Write out every entry exactly as given, but omit the pictures.

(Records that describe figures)

------------------------------------

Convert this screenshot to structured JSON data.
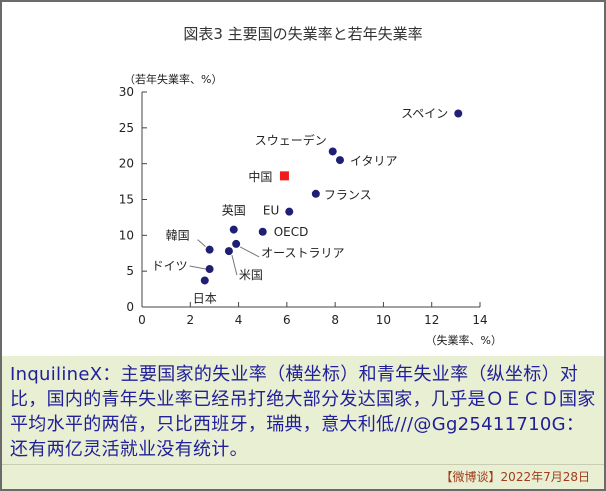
{
  "chart_data": {
    "type": "scatter",
    "title": "図表3 主要国の失業率と若年失業率",
    "xlabel": "（失業率、%）",
    "ylabel": "（若年失業率、%）",
    "xlim": [
      0,
      14
    ],
    "ylim": [
      0,
      30
    ],
    "xticks": [
      0,
      2,
      4,
      6,
      8,
      10,
      12,
      14
    ],
    "yticks": [
      0,
      5,
      10,
      15,
      20,
      25,
      30
    ],
    "grid": false,
    "points": [
      {
        "label": "スペイン",
        "x": 13.1,
        "y": 27.0
      },
      {
        "label": "スウェーデン",
        "x": 7.9,
        "y": 21.7
      },
      {
        "label": "イタリア",
        "x": 8.2,
        "y": 20.5
      },
      {
        "label": "中国",
        "x": 5.9,
        "y": 18.3
      },
      {
        "label": "フランス",
        "x": 7.2,
        "y": 15.8
      },
      {
        "label": "英国",
        "x": 3.8,
        "y": 10.8
      },
      {
        "label": "EU",
        "x": 6.1,
        "y": 13.3
      },
      {
        "label": "OECD",
        "x": 5.0,
        "y": 10.5
      },
      {
        "label": "韓国",
        "x": 2.8,
        "y": 8.0
      },
      {
        "label": "オーストラリア",
        "x": 3.9,
        "y": 8.8
      },
      {
        "label": "米国",
        "x": 3.6,
        "y": 7.8
      },
      {
        "label": "ドイツ",
        "x": 2.8,
        "y": 5.3
      },
      {
        "label": "日本",
        "x": 2.6,
        "y": 3.7
      }
    ],
    "colors": {
      "marker": "#1f1f73",
      "highlight": "#ee1c1c",
      "axis": "#444444",
      "text": "#222222"
    }
  },
  "caption": "InquilineX：主要国家的失业率（横坐标）和青年失业率（纵坐标）对比，国内的青年失业率已经吊打绝大部分发达国家，几乎是ＯＥＣＤ国家平均水平的两倍，只比西班牙，瑞典，意大利低///@Gg25411710G：还有两亿灵活就业没有统计。",
  "footer": "【微博谈】2022年7月28日"
}
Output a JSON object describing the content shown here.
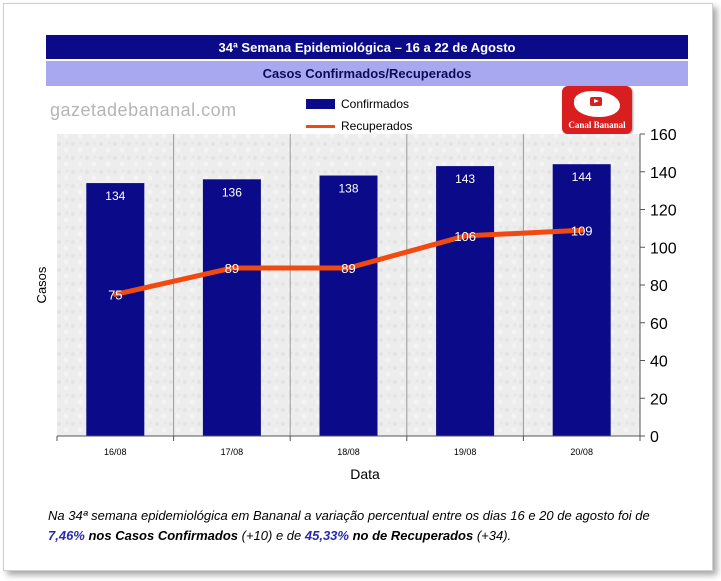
{
  "header": {
    "title": "34ª Semana Epidemiológica – 16 a 22 de Agosto",
    "subtitle": "Casos Confirmados/Recuperados"
  },
  "watermark": "gazetadebananal.com",
  "logo": {
    "text": "Canal Bananal"
  },
  "chart_data": {
    "type": "bar",
    "categories": [
      "16/08",
      "17/08",
      "18/08",
      "19/08",
      "20/08"
    ],
    "series": [
      {
        "name": "Confirmados",
        "type": "bar",
        "color": "#0b0b8a",
        "values": [
          134,
          136,
          138,
          143,
          144
        ]
      },
      {
        "name": "Recuperados",
        "type": "line",
        "color": "#f04a10",
        "values": [
          75,
          89,
          89,
          106,
          109
        ]
      }
    ],
    "xlabel": "Data",
    "ylabel": "Casos",
    "ylim": [
      0,
      160
    ],
    "yticks": [
      0,
      20,
      40,
      60,
      80,
      100,
      120,
      140,
      160
    ],
    "y_axis_side": "right",
    "grid": true,
    "legend": "top"
  },
  "caption": {
    "p1": "Na 34ª semana epidemiológica em Bananal  a variação percentual entre os dias 16 e 20 de agosto foi de ",
    "pct1": "7,46%",
    "b1": " nos Casos Confirmados",
    "p2": " (+10) e de ",
    "pct2": "45,33%",
    "b2": " no de Recuperados",
    "p3": " (+34)."
  }
}
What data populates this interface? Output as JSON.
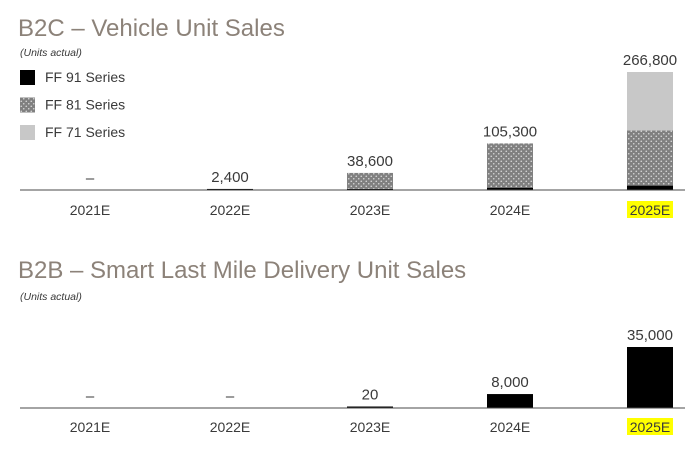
{
  "colors": {
    "title": "#8c8279",
    "text": "#3a3a3a",
    "axis": "#4a4a4a",
    "highlight": "#ffff00",
    "ff91": "#000000",
    "ff81_bg": "#808080",
    "ff81_dot": "#d9d9d9",
    "ff71": "#c8c8c8",
    "b2b_bar": "#000000"
  },
  "chart_data": [
    {
      "type": "bar",
      "stacked": true,
      "title": "B2C – Vehicle Unit Sales",
      "subtitle": "(Units actual)",
      "categories": [
        "2021E",
        "2022E",
        "2023E",
        "2024E",
        "2025E"
      ],
      "highlighted_category": "2025E",
      "series": [
        {
          "name": "FF 91 Series",
          "values": [
            0,
            2400,
            2600,
            5300,
            10000
          ]
        },
        {
          "name": "FF 81 Series",
          "values": [
            0,
            0,
            36000,
            100000,
            124800
          ]
        },
        {
          "name": "FF 71 Series",
          "values": [
            0,
            0,
            0,
            0,
            132000
          ]
        }
      ],
      "total_labels": [
        "–",
        "2,400",
        "38,600",
        "105,300",
        "266,800"
      ],
      "legend": "top-left",
      "ylim": [
        0,
        266800
      ]
    },
    {
      "type": "bar",
      "stacked": false,
      "title": "B2B – Smart Last Mile Delivery Unit Sales",
      "subtitle": "(Units actual)",
      "categories": [
        "2021E",
        "2022E",
        "2023E",
        "2024E",
        "2025E"
      ],
      "highlighted_category": "2025E",
      "series": [
        {
          "name": "Smart Last Mile Delivery",
          "values": [
            0,
            0,
            20,
            8000,
            35000
          ]
        }
      ],
      "total_labels": [
        "–",
        "–",
        "20",
        "8,000",
        "35,000"
      ],
      "ylim": [
        0,
        35000
      ]
    }
  ]
}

------------------------------------

### Response
Convert this screenshot to structured JSON data.
{
  "chart_data": {
    "type": "scatter",
    "title": "図表3 主要国の失業率と若年失業率",
    "xlabel": "（失業率、%）",
    "ylabel": "（若年失業率、%）",
    "xlim": [
      0,
      14
    ],
    "ylim": [
      0,
      30
    ],
    "xticks": [
      0,
      2,
      4,
      6,
      8,
      10,
      12,
      14
    ],
    "yticks": [
      0,
      5,
      10,
      15,
      20,
      25,
      30
    ],
    "grid": false,
    "points": [
      {
        "label": "スペイン",
        "x": 13.1,
        "y": 27.0
      },
      {
        "label": "スウェーデン",
        "x": 7.9,
        "y": 21.7
      },
      {
        "label": "イタリア",
        "x": 8.2,
        "y": 20.5
      },
      {
        "label": "中国",
        "x": 5.9,
        "y": 18.3
      },
      {
        "label": "フランス",
        "x": 7.2,
        "y": 15.8
      },
      {
        "label": "英国",
        "x": 3.8,
        "y": 10.8
      },
      {
        "label": "EU",
        "x": 6.1,
        "y": 13.3
      },
      {
        "label": "OECD",
        "x": 5.0,
        "y": 10.5
      },
      {
        "label": "韓国",
        "x": 2.8,
        "y": 8.0
      },
      {
        "label": "オーストラリア",
        "x": 3.9,
        "y": 8.8
      },
      {
        "label": "米国",
        "x": 3.6,
        "y": 7.8
      },
      {
        "label": "ドイツ",
        "x": 2.8,
        "y": 5.3
      },
      {
        "label": "日本",
        "x": 2.6,
        "y": 3.7
      }
    ],
    "colors": {
      "marker": "#1f1f73",
      "highlight": "#ee1c1c",
      "axis": "#444444",
      "text": "#222222"
    }
  },
  "caption": "InquilineX：主要国家的失业率（横坐标）和青年失业率（纵坐标）对比，国内的青年失业率已经吊打绝大部分发达国家，几乎是ＯＥＣＤ国家平均水平的两倍，只比西班牙，瑞典，意大利低///@Gg25411710G：还有两亿灵活就业没有统计。",
  "footer": "【微博谈】2022年7月28日"
}
Output a JSON object describing the content shown here.
{
  "header": {
    "title": "34ª Semana Epidemiológica – 16 a 22 de Agosto",
    "subtitle": "Casos Confirmados/Recuperados"
  },
  "watermark": "gazetadebananal.com",
  "logo": {
    "text": "Canal Bananal"
  },
  "chart_data": {
    "type": "bar",
    "categories": [
      "16/08",
      "17/08",
      "18/08",
      "19/08",
      "20/08"
    ],
    "series": [
      {
        "name": "Confirmados",
        "type": "bar",
        "color": "#0b0b8a",
        "values": [
          134,
          136,
          138,
          143,
          144
        ]
      },
      {
        "name": "Recuperados",
        "type": "line",
        "color": "#f04a10",
        "values": [
          75,
          89,
          89,
          106,
          109
        ]
      }
    ],
    "xlabel": "Data",
    "ylabel": "Casos",
    "ylim": [
      0,
      160
    ],
    "yticks": [
      0,
      20,
      40,
      60,
      80,
      100,
      120,
      140,
      160
    ],
    "y_axis_side": "right",
    "grid": true,
    "legend": "top"
  },
  "caption": {
    "p1": "Na 34ª semana epidemiológica em Bananal  a variação percentual entre os dias 16 e 20 de agosto foi de ",
    "pct1": "7,46%",
    "b1": " nos Casos Confirmados",
    "p2": " (+10) e de ",
    "pct2": "45,33%",
    "b2": " no de Recuperados",
    "p3": " (+34)."
  }
}
What data populates this interface? Output as JSON.
{
  "colors": {
    "title": "#8c8279",
    "text": "#3a3a3a",
    "axis": "#4a4a4a",
    "highlight": "#ffff00",
    "ff91": "#000000",
    "ff81_bg": "#808080",
    "ff81_dot": "#d9d9d9",
    "ff71": "#c8c8c8",
    "b2b_bar": "#000000"
  },
  "chart_data": [
    {
      "type": "bar",
      "stacked": true,
      "title": "B2C – Vehicle Unit Sales",
      "subtitle": "(Units actual)",
      "categories": [
        "2021E",
        "2022E",
        "2023E",
        "2024E",
        "2025E"
      ],
      "highlighted_category": "2025E",
      "series": [
        {
          "name": "FF 91 Series",
          "values": [
            0,
            2400,
            2600,
            5300,
            10000
          ]
        },
        {
          "name": "FF 81 Series",
          "values": [
            0,
            0,
            36000,
            100000,
            124800
          ]
        },
        {
          "name": "FF 71 Series",
          "values": [
            0,
            0,
            0,
            0,
            132000
          ]
        }
      ],
      "total_labels": [
        "–",
        "2,400",
        "38,600",
        "105,300",
        "266,800"
      ],
      "legend": "top-left",
      "ylim": [
        0,
        266800
      ]
    },
    {
      "type": "bar",
      "stacked": false,
      "title": "B2B – Smart Last Mile Delivery Unit Sales",
      "subtitle": "(Units actual)",
      "categories": [
        "2021E",
        "2022E",
        "2023E",
        "2024E",
        "2025E"
      ],
      "highlighted_category": "2025E",
      "series": [
        {
          "name": "Smart Last Mile Delivery",
          "values": [
            0,
            0,
            20,
            8000,
            35000
          ]
        }
      ],
      "total_labels": [
        "–",
        "–",
        "20",
        "8,000",
        "35,000"
      ],
      "ylim": [
        0,
        35000
      ]
    }
  ]
}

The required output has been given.